*Document passage:*
• • •

The Board will assess the merits of paying additional returns to shareholders via special dividends, to be paid from cash flows in excess of the Group's needs when taking into account debt repayments and development capital expenditure A. If appropriate, the Group will pay special dividends at an appropriate time in its reporting cycle.

 

Health and Safety

In 1H 2018, there were no fatalities at the Group's operations (FY 2017: one fatality).

 

The Group's Lost Time Injury Frequency Rate ("LTIFR") in 1H 2018 was 0.97 per million man hours compared to 1.38 per million man hours in 2H 2017 and in line with 1H 2017* at 0.95 per million man hours.

 

The 1H 2018 result included an improvement at FYM which has now operated without lost-time injuries ("LTIs") for seven months. At the Group's barging operations, one LTI occurred during the period compared to nil in 1H 2017 and 5 in 2H 2017.

• • •

*Direction 1:* In the report excerpt on dividends and health and safety, what was the Group's Lost Time Injury Frequency Rate in 1H 2018?
*Direction 2:* Extend the report excerpt on dividends and health and safety, picking up after its sentence about lost-time injuries at the Group's barging operations.

*Material provided:*
• • •

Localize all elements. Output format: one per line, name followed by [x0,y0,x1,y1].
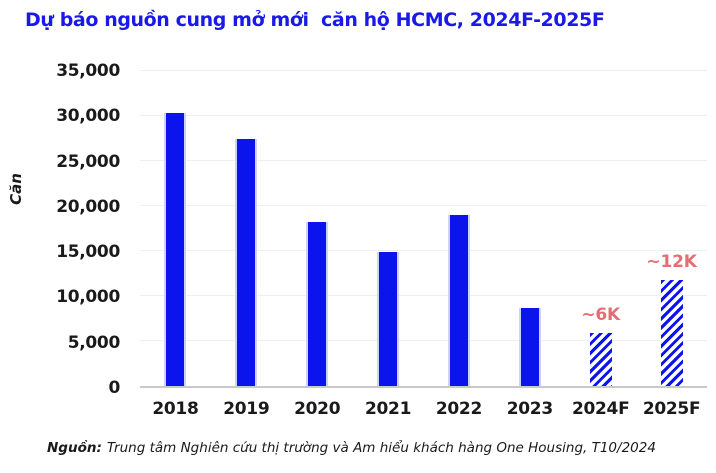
gridline [140,160,707,161]
y-tick-label: 0 [108,378,120,398]
bar-2019 [235,138,258,386]
bar-2018 [164,113,187,386]
gridline [140,70,707,71]
annotation-2024f: ~6K [581,304,621,325]
bar-2020 [306,222,329,386]
bars: ~6K ~12K [140,71,707,386]
x-label-2020: 2020 [294,399,341,419]
y-tick-label: 10,000 [56,287,120,308]
y-tick-label: 15,000 [56,242,120,263]
x-axis-labels: 2018 2019 2020 2021 2022 2023 2024F 2025F [140,399,707,419]
bar-2023 [518,307,541,386]
bar-2024f [589,332,612,386]
y-tick-label: 5,000 [67,332,121,353]
gridline [140,250,707,251]
annotation-2025f: ~12K [646,251,697,272]
bar-2021 [377,251,400,386]
x-label-2021: 2021 [365,399,412,419]
bar-2025f [660,279,683,386]
x-label-2018: 2018 [152,399,199,419]
bar-2022 [447,215,470,386]
gridline [140,295,707,296]
gridline [140,205,707,206]
y-tick-label: 25,000 [56,151,120,172]
gridline [140,340,707,341]
gridline [140,115,707,116]
x-label-2025f: 2025F [642,399,701,419]
y-tick-label: 30,000 [56,106,120,127]
x-label-2024f: 2024F [571,399,630,419]
y-tick-label: 20,000 [56,196,120,217]
chart-title: Dự báo nguồn cung mở mới căn hộ HCMC, 20… [25,9,605,31]
x-label-2019: 2019 [223,399,270,419]
y-tick-label: 35,000 [56,61,120,81]
gridlines [140,70,707,386]
source-prefix: Nguồn: [47,440,102,456]
x-label-2023: 2023 [506,399,553,419]
y-axis-ticks: 0 5,000 10,000 15,000 20,000 25,000 30,000 35,0… [0,61,121,398]
plot-area: ~6K ~12K [140,70,707,388]
x-label-2022: 2022 [435,399,482,419]
source-note: Nguồn: Trung tâm Nghiên cứu thị trường và… [47,440,656,456]
source-text: Trung tâm Nghiên cứu thị trường và Am hi… [106,440,656,456]
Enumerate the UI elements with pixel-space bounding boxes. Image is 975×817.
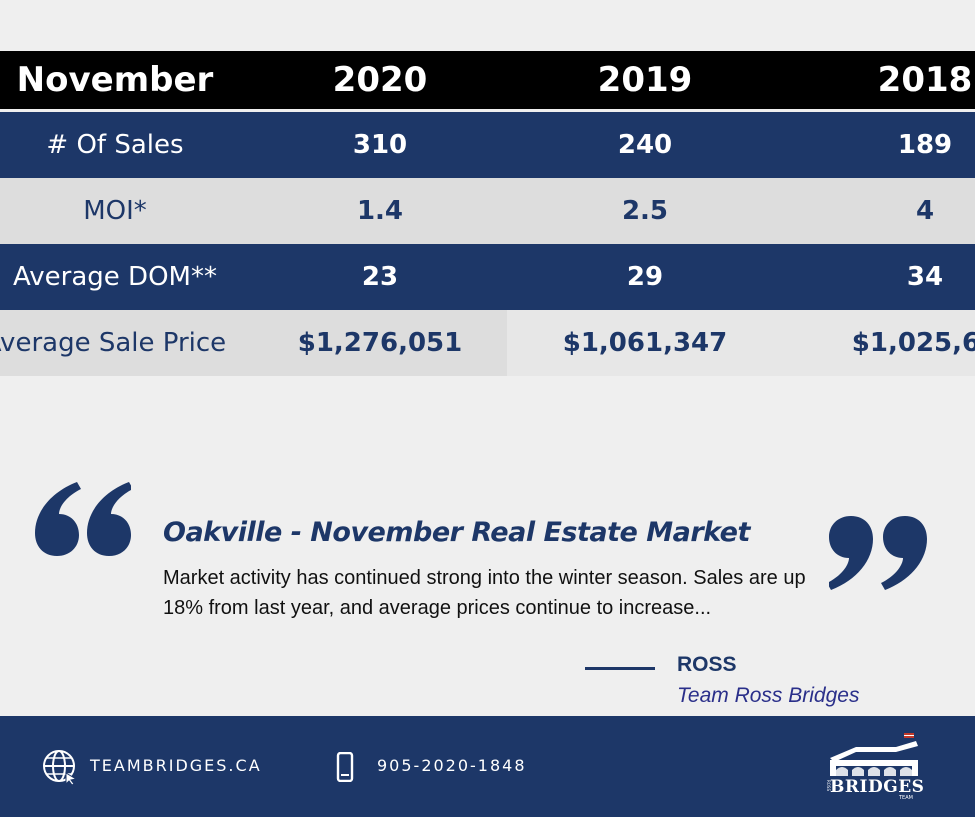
quote-headline: Oakville - November Real Estate Market xyxy=(163,517,750,548)
row-label: MOI* xyxy=(83,196,147,226)
logo-subtext: TEAM xyxy=(899,795,913,801)
row-value: 240 xyxy=(617,130,673,160)
row-value: 189 xyxy=(897,130,953,160)
quote-team: Team Ross Bridges xyxy=(677,684,860,707)
header-year-2018: 2018 xyxy=(877,60,973,100)
website-link[interactable]: TEAMBRIDGES.CA xyxy=(90,756,262,775)
row-background xyxy=(507,310,975,376)
row-value: 34 xyxy=(906,262,944,292)
table-row-sales: # Of Sales 310 240 189 xyxy=(0,112,975,178)
phone-link[interactable]: 905-2020-1848 xyxy=(377,756,527,775)
header-year-2020: 2020 xyxy=(332,60,428,100)
footer: TEAMBRIDGES.CA 905-2020-1848 ROSS BRIDGE… xyxy=(0,716,975,817)
row-label: Average Sale Price xyxy=(0,328,227,358)
row-value: 4 xyxy=(915,196,935,226)
header-month: November xyxy=(16,60,214,100)
row-value: 1.4 xyxy=(356,196,404,226)
logo-side-text: ROSS xyxy=(826,780,831,792)
row-label: Average DOM** xyxy=(13,262,217,292)
phone-icon xyxy=(336,752,354,782)
row-value: $1,061,347 xyxy=(562,328,728,358)
table-row-price: Average Sale Price $1,276,051 $1,061,347… xyxy=(0,310,975,376)
row-value: 29 xyxy=(626,262,664,292)
header-year-2019: 2019 xyxy=(597,60,693,100)
open-quote-icon xyxy=(35,482,131,556)
row-value: 2.5 xyxy=(621,196,669,226)
bridges-logo xyxy=(830,733,918,776)
close-quote-icon xyxy=(829,516,927,590)
row-label: # Of Sales xyxy=(46,130,184,160)
globe-icon xyxy=(43,750,78,785)
table-header-row: November 2020 2019 2018 xyxy=(0,51,975,109)
table-row-moi: MOI* 1.4 2.5 4 xyxy=(0,178,975,244)
row-value: 23 xyxy=(361,262,399,292)
row-background xyxy=(255,310,507,376)
row-value: 310 xyxy=(352,130,408,160)
table-row-dom: Average DOM** 23 29 34 xyxy=(0,244,975,310)
signature-divider xyxy=(585,667,655,670)
quote-author: ROSS xyxy=(677,653,737,676)
row-background xyxy=(0,310,255,376)
row-value: $1,276,051 xyxy=(297,328,463,358)
row-value: $1,025,62 xyxy=(851,328,975,358)
logo-wordmark: BRIDGES xyxy=(830,777,925,797)
quote-body: Market activity has continued strong int… xyxy=(163,567,806,619)
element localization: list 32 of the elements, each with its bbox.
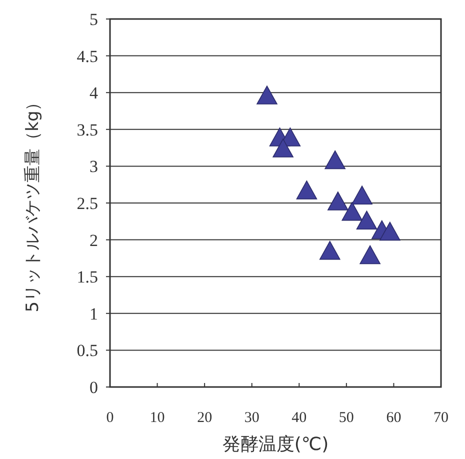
y-tick-label: 2.5 xyxy=(76,194,98,213)
point xyxy=(356,210,378,230)
point xyxy=(380,222,400,241)
y-tick-label: 2 xyxy=(90,230,98,250)
y-tick-label: 4 xyxy=(90,84,98,103)
point xyxy=(324,150,346,170)
point xyxy=(272,138,294,158)
point xyxy=(328,192,348,210)
point xyxy=(342,202,363,221)
y-tick-label: 3.5 xyxy=(76,120,98,140)
point xyxy=(352,186,372,205)
point xyxy=(360,245,380,264)
x-tick-label: 20 xyxy=(197,410,212,426)
y-tick-label: 5 xyxy=(90,10,98,29)
y-tick-label: 0.5 xyxy=(76,341,98,360)
y-tick-label: 1.5 xyxy=(76,268,98,287)
x-tick-label: 40 xyxy=(292,410,307,426)
x-axis-title: 発酵温度(℃) xyxy=(222,434,329,455)
x-tick-label: 30 xyxy=(244,410,260,426)
x-tick-label: 10 xyxy=(150,410,165,426)
y-tick-label: 1 xyxy=(90,304,98,324)
x-tick-label: 0 xyxy=(106,410,114,426)
point xyxy=(319,240,340,260)
point xyxy=(256,86,278,104)
point xyxy=(296,180,318,200)
x-tick-label: 50 xyxy=(338,410,354,426)
y-tick-label: 3 xyxy=(90,157,98,176)
y-tick-label: 0 xyxy=(90,378,98,397)
x-tick-label: 60 xyxy=(386,410,402,426)
y-axis-title: 5リットルバケツ重量（kg） xyxy=(23,94,43,312)
y-tick-label: 4.5 xyxy=(76,46,98,66)
x-tick-label: 70 xyxy=(434,410,448,426)
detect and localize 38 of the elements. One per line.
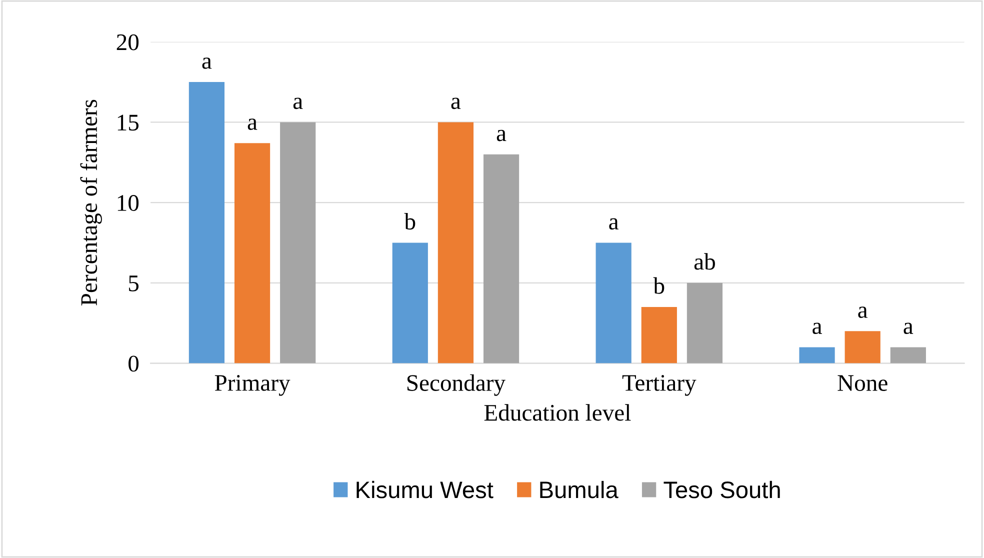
y-axis-title: Percentage of farmers [80, 100, 102, 306]
data-label: a [904, 322, 914, 334]
data-label: a [248, 118, 258, 130]
x-tick-label: Tertiary [622, 375, 696, 396]
bar [799, 347, 835, 364]
bar [686, 282, 723, 364]
bar [438, 122, 474, 364]
data-label: a [812, 322, 822, 334]
y-tick-label: 5 [129, 276, 139, 292]
data-label: a [451, 98, 461, 110]
bar [890, 347, 926, 364]
data-label: a [496, 130, 506, 142]
bar [280, 122, 316, 364]
bar [392, 242, 428, 364]
bar [188, 82, 225, 364]
y-tick-label: 15 [118, 114, 139, 131]
x-tick-label: Secondary [407, 374, 506, 396]
data-label: a [609, 218, 618, 230]
bar [844, 331, 880, 364]
bar [483, 154, 520, 364]
legend-label: Kisumu West [356, 480, 494, 498]
data-label: ab [694, 253, 715, 270]
x-tick-label: Primary [214, 375, 290, 396]
data-label: b [404, 212, 416, 230]
data-label: a [202, 58, 212, 69]
y-tick-label: 10 [118, 195, 139, 211]
legend-label: Bumula [540, 480, 618, 498]
bar [641, 307, 677, 364]
legend-label: Teso South [664, 480, 780, 498]
y-tick-label: 0 [128, 356, 139, 372]
data-label: a [293, 98, 303, 110]
data-label: a [858, 306, 868, 318]
x-axis-title: Education level [484, 404, 631, 421]
bar [596, 242, 632, 364]
bar [234, 143, 270, 364]
data-label: b [653, 277, 664, 294]
y-tick-label: 20 [116, 34, 139, 50]
x-tick-label: None [838, 375, 888, 391]
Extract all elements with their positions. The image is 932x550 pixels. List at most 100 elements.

• • •

*Expected output 1:* 0.97 per million man hours.

*Expected output 2:*
Lost Time Injury Frequency Rate

LTIFR

1H 2018

1H 2017

2H 2017

2017

- FPM

1.09

1.19

0.87

1.03

- FYM

0.00

0.00

1.44

0.74

- FBM

0.00

0.00

0.00

0.00

Ukraine

0.92

1.01

0.95

0.98

Barging

1.86

0.00

8.33

4.32

Group

0.97

0.95*

1.38

1.17

 

(*Figure restated due to amended hours worked during 1H 2017.)

 

Financial Review

 

Revenue

Group revenue increased by 4% to US$617 million (1H 2017: US$591 million). This was driven by a 5% increase in Ferrexpo's realised FOB price.  

 

The Group's received FOB price is calculated by taking the average Platts 62% iron ore fines price, adjusting for iron content and impurities, adding a pellet premium (which is typically negotiated annually, half-yearly or quarterly) and deducting the cost of freight, which is typically the C3 index2.

 

In 1H 2018, the Platts 62% iron ore fines index fell 6% to an average of US$69.7 per tonne from US$74.2 per tonne in 1H 2017. Net pellet premiums increased 32% in 1H 2018. For further information see Market Review on page 9.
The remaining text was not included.